▶ RECORDS
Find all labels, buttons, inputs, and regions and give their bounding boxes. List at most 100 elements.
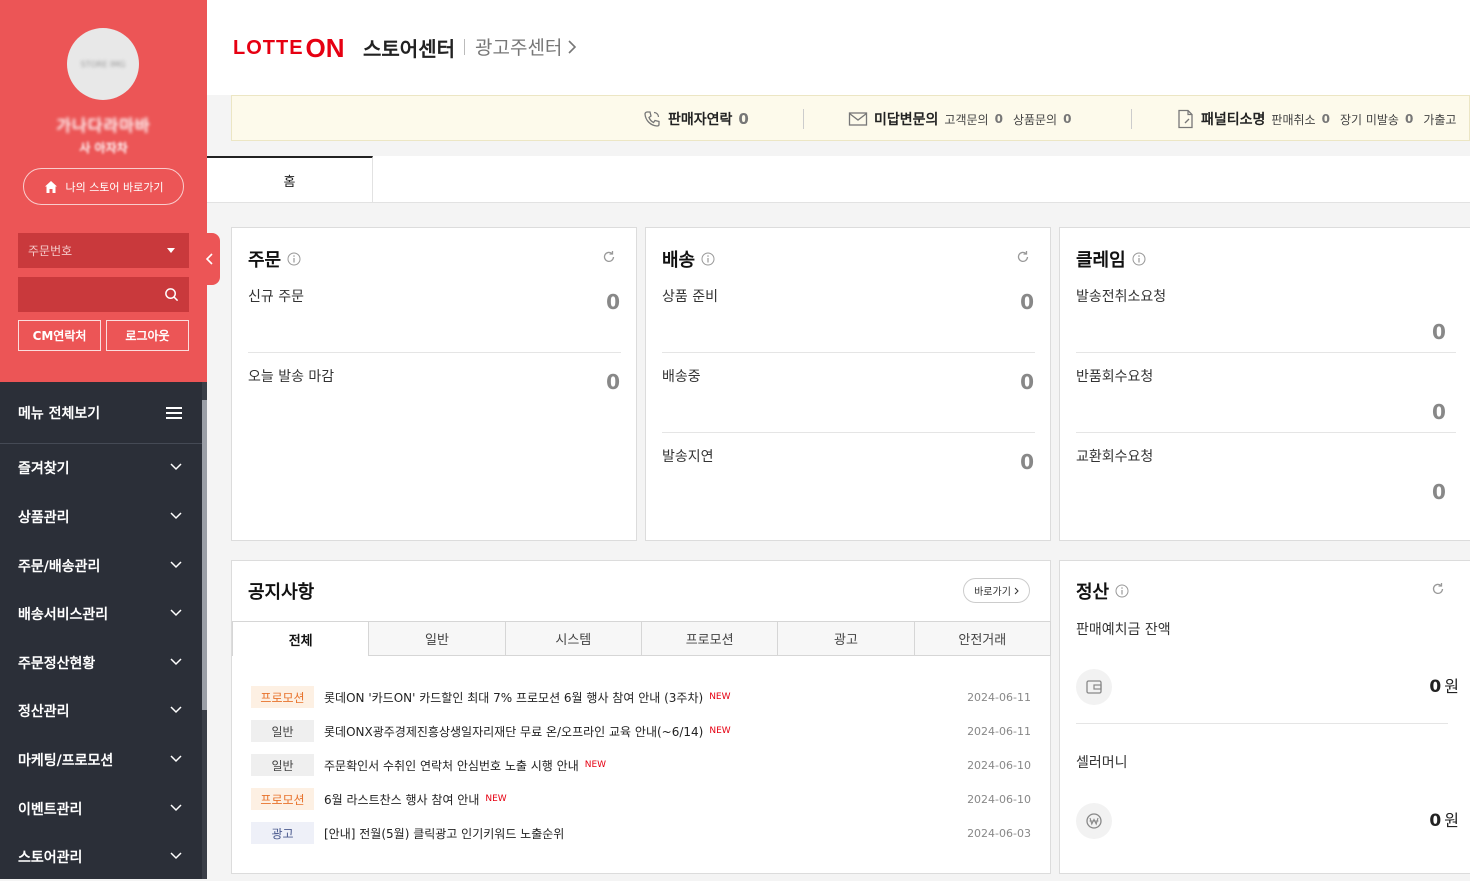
document-edit-icon	[1178, 109, 1193, 129]
chevron-down-icon	[170, 463, 182, 471]
notice-item[interactable]: 일반 롯데ONX광주경제진흥상생일자리재단 무료 온/오프라인 교육 안내(~6…	[251, 719, 1031, 743]
refresh-icon[interactable]	[1431, 582, 1445, 596]
unanswered-inquiry-item[interactable]: 미답변문의 고객문의 0 상품문의 0	[848, 96, 1071, 142]
ad-center-link[interactable]: 광고주센터	[475, 33, 577, 60]
tab-all[interactable]: 전체	[232, 621, 370, 656]
tab-ad[interactable]: 광고	[778, 621, 915, 656]
notice-title: 롯데ONX광주경제진흥상생일자리재단 무료 온/오프라인 교육 안내(~6/14…	[324, 724, 704, 739]
delivery-card: 배송 상품 준비 0 배송중 0 발송지연 0	[645, 227, 1051, 541]
tab-home[interactable]: 홈	[207, 156, 373, 202]
sale-cancel-label: 판매취소	[1271, 112, 1316, 127]
seller-money-amount: 0 원	[1429, 811, 1459, 831]
won-coin-icon	[1076, 803, 1112, 839]
today-deadline-count[interactable]: 0	[606, 370, 620, 394]
store-center-title: 스토어센터	[363, 37, 455, 61]
sidebar-scroll-thumb[interactable]	[202, 400, 207, 710]
home-icon	[45, 180, 58, 193]
cancel-request-count[interactable]: 0	[1432, 320, 1446, 344]
info-icon[interactable]	[1132, 252, 1146, 266]
new-order-count[interactable]: 0	[606, 290, 620, 314]
sidebar-item-favorites[interactable]: 즐겨찾기	[0, 444, 202, 492]
notice-item[interactable]: 일반 주문확인서 수취인 연락처 안심번호 노출 시행 안내 NEW 2024-…	[251, 753, 1031, 777]
sidebar-item-store[interactable]: 스토어관리	[0, 833, 202, 881]
delayed-count[interactable]: 0	[1020, 450, 1034, 474]
claim-card: 클레임 발송전취소요청 0 반품회수요청 0 교환회수요청 0	[1059, 227, 1470, 541]
store-name: 가나다라마바	[56, 116, 151, 135]
chevron-down-icon	[170, 512, 182, 520]
divider	[662, 352, 1035, 353]
penalty-item[interactable]: 패널티소명 판매취소 0 장기 미발송 0 가출고	[1177, 96, 1456, 142]
page-tabbar: 홈	[207, 156, 1470, 203]
store-sub-name: 사 아자차	[79, 141, 128, 155]
sidebar-item-events[interactable]: 이벤트관리	[0, 785, 202, 833]
refresh-icon[interactable]	[602, 250, 616, 264]
sidebar-item-order-settlement[interactable]: 주문정산현황	[0, 639, 202, 687]
sidebar-item-marketing[interactable]: 마케팅/프로모션	[0, 736, 202, 784]
order-card: 주문 신규 주문 0 오늘 발송 마감 0	[231, 227, 637, 541]
sidebar-collapse-button[interactable]	[199, 233, 220, 285]
menu-all-button[interactable]: 메뉴 전체보기	[0, 382, 202, 444]
sidebar-item-products[interactable]: 상품관리	[0, 493, 202, 541]
info-icon[interactable]	[701, 252, 715, 266]
divider	[803, 109, 804, 129]
sidebar-item-orders[interactable]: 주문/배송관리	[0, 542, 202, 590]
long-undelivered-label: 장기 미발송	[1339, 112, 1399, 127]
sidebar-item-settlement[interactable]: 정산관리	[0, 687, 202, 735]
logout-button[interactable]: 로그아웃	[106, 320, 189, 351]
new-badge: NEW	[485, 794, 507, 804]
claim-card-title: 클레임	[1076, 246, 1146, 272]
deposit-label: 판매예치금 잔액	[1076, 622, 1171, 638]
tab-safe-trade[interactable]: 안전거래	[914, 621, 1051, 656]
refresh-icon[interactable]	[1016, 250, 1030, 264]
notice-item[interactable]: 프로모션 6월 라스트찬스 행사 참여 안내 NEW 2024-06-10	[251, 787, 1031, 811]
return-request-count[interactable]: 0	[1432, 400, 1446, 424]
notice-goto-button[interactable]: 바로가기	[963, 578, 1030, 603]
seller-contact-label: 판매자연락	[668, 112, 733, 128]
alert-summary-bar: 판매자연락 0 미답변문의 고객문의 0 상품문의 0 패널티소명 판매취소 0…	[231, 95, 1470, 141]
notice-tabs: 전체 일반 시스템 프로모션 광고 안전거래	[232, 621, 1051, 656]
tab-promotion[interactable]: 프로모션	[641, 621, 779, 656]
exchange-request-count[interactable]: 0	[1432, 480, 1446, 504]
tab-system[interactable]: 시스템	[505, 621, 642, 656]
deposit-amount: 0 원	[1429, 677, 1459, 697]
divider	[1076, 352, 1456, 353]
search-input[interactable]	[18, 277, 189, 312]
product-prep-count[interactable]: 0	[1020, 290, 1034, 314]
info-icon[interactable]	[287, 252, 301, 266]
chevron-down-icon	[170, 706, 182, 714]
notice-item[interactable]: 프로모션 롯데ON '카드ON' 카드할인 최대 7% 프로모션 6월 행사 참…	[251, 685, 1031, 709]
notice-card-title: 공지사항	[248, 582, 315, 603]
product-prep-label: 상품 준비	[662, 289, 718, 305]
category-badge: 광고	[251, 822, 314, 844]
search-icon[interactable]	[164, 287, 179, 302]
chevron-down-icon	[170, 609, 182, 617]
cm-contact-button[interactable]: CM연락처	[18, 320, 101, 351]
notice-item[interactable]: 광고 [안내] 전월(5월) 클릭광고 인기키워드 노출순위 2024-06-0…	[251, 821, 1031, 845]
info-icon[interactable]	[1115, 584, 1129, 598]
lotte-on-logo[interactable]: LOTTE ON	[233, 33, 345, 63]
long-undelivered-count: 0	[1404, 112, 1414, 126]
divider	[662, 432, 1035, 433]
notice-date: 2024-06-11	[967, 690, 1031, 704]
in-delivery-label: 배송중	[662, 369, 701, 385]
tab-general[interactable]: 일반	[369, 621, 506, 656]
chevron-right-icon	[568, 39, 577, 54]
my-store-button[interactable]: 나의 스토어 바로가기	[23, 168, 184, 205]
notice-title: 6월 라스트찬스 행사 참여 안내	[324, 792, 480, 807]
wallet-icon	[1076, 669, 1112, 705]
new-badge: NEW	[709, 692, 731, 702]
divider	[1076, 723, 1448, 724]
seller-contact-item[interactable]: 판매자연락 0	[642, 96, 749, 142]
fake-release-label: 가출고	[1423, 112, 1457, 127]
menu-all-label: 메뉴 전체보기	[18, 405, 101, 422]
exchange-request-label: 교환회수요청	[1076, 449, 1154, 465]
chevron-down-icon	[170, 658, 182, 666]
chevron-left-icon	[205, 253, 213, 265]
notice-title: 주문확인서 수취인 연락처 안심번호 노출 시행 안내	[324, 758, 579, 773]
sidebar-item-delivery-service[interactable]: 배송서비스관리	[0, 590, 202, 638]
header-divider	[464, 39, 465, 55]
notice-title: [안내] 전월(5월) 클릭광고 인기키워드 노출순위	[324, 826, 565, 841]
in-delivery-count[interactable]: 0	[1020, 370, 1034, 394]
store-avatar: STORE IMG	[67, 28, 139, 100]
search-type-select[interactable]: 주문번호	[18, 233, 189, 268]
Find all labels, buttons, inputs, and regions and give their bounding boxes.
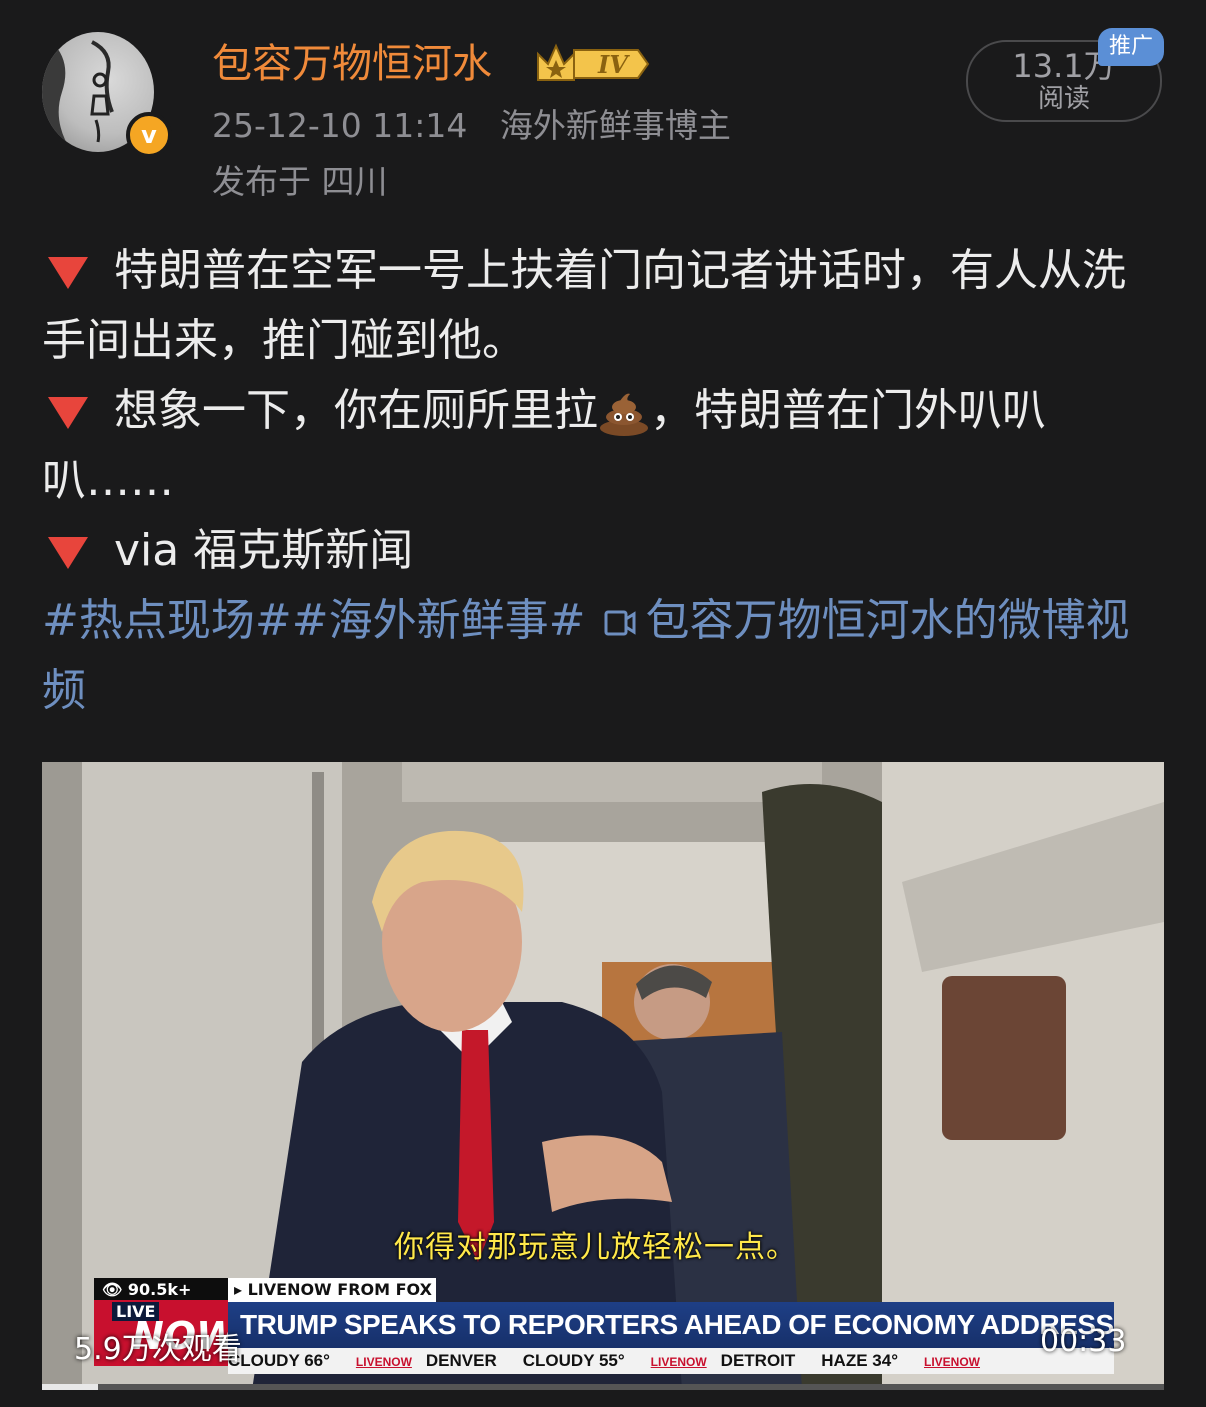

▶ THE PROBLEM
Rewrite the items starting at the line that contains "109, 1193, 129]" and ending at the line that contains "785, 202, 833]", with "chevron-down-icon" changed to "caret-down-icon" and everything else unchanged. Give only those lines.

▶ RESPONSE TO THIS EXERCISE
document-edit-icon	[1178, 109, 1193, 129]
caret-down-icon	[170, 463, 182, 471]
notice-item[interactable]: 일반 롯데ONX광주경제진흥상생일자리재단 무료 온/오프라인 교육 안내(~6…	[251, 719, 1031, 743]
refresh-icon[interactable]	[1431, 582, 1445, 596]
unanswered-inquiry-item[interactable]: 미답변문의 고객문의 0 상품문의 0	[848, 96, 1071, 142]
ad-center-link[interactable]: 광고주센터	[475, 33, 577, 60]
tab-all[interactable]: 전체	[232, 621, 370, 656]
tab-ad[interactable]: 광고	[778, 621, 915, 656]
notice-title: 롯데ONX광주경제진흥상생일자리재단 무료 온/오프라인 교육 안내(~6/14…	[324, 724, 704, 739]
delivery-card: 배송 상품 준비 0 배송중 0 발송지연 0	[645, 227, 1051, 541]
tab-home[interactable]: 홈	[207, 156, 373, 202]
sale-cancel-label: 판매취소	[1271, 112, 1316, 127]
seller-money-amount: 0 원	[1429, 811, 1459, 831]
won-coin-icon	[1076, 803, 1112, 839]
today-deadline-count[interactable]: 0	[606, 370, 620, 394]
store-center-title: 스토어센터	[363, 37, 455, 61]
sidebar-scroll-thumb[interactable]	[202, 400, 207, 710]
home-icon	[45, 180, 58, 193]
cancel-request-count[interactable]: 0	[1432, 320, 1446, 344]
info-icon[interactable]	[1132, 252, 1146, 266]
new-order-count[interactable]: 0	[606, 290, 620, 314]
sidebar-item-favorites[interactable]: 즐겨찾기	[0, 444, 202, 492]
notice-item[interactable]: 일반 주문확인서 수취인 연락처 안심번호 노출 시행 안내 NEW 2024-…	[251, 753, 1031, 777]
sidebar-item-store[interactable]: 스토어관리	[0, 833, 202, 881]
delayed-count[interactable]: 0	[1020, 450, 1034, 474]
claim-card: 클레임 발송전취소요청 0 반품회수요청 0 교환회수요청 0	[1059, 227, 1470, 541]
store-name: 가나다라마바	[56, 116, 151, 135]
caret-down-icon	[170, 512, 182, 520]
divider	[662, 352, 1035, 353]
penalty-item[interactable]: 패널티소명 판매취소 0 장기 미발송 0 가출고	[1177, 96, 1456, 142]
page-tabbar: 홈	[207, 156, 1470, 203]
store-sub-name: 사 아자차	[79, 141, 128, 155]
sidebar-item-events[interactable]: 이벤트관리	[0, 785, 202, 833]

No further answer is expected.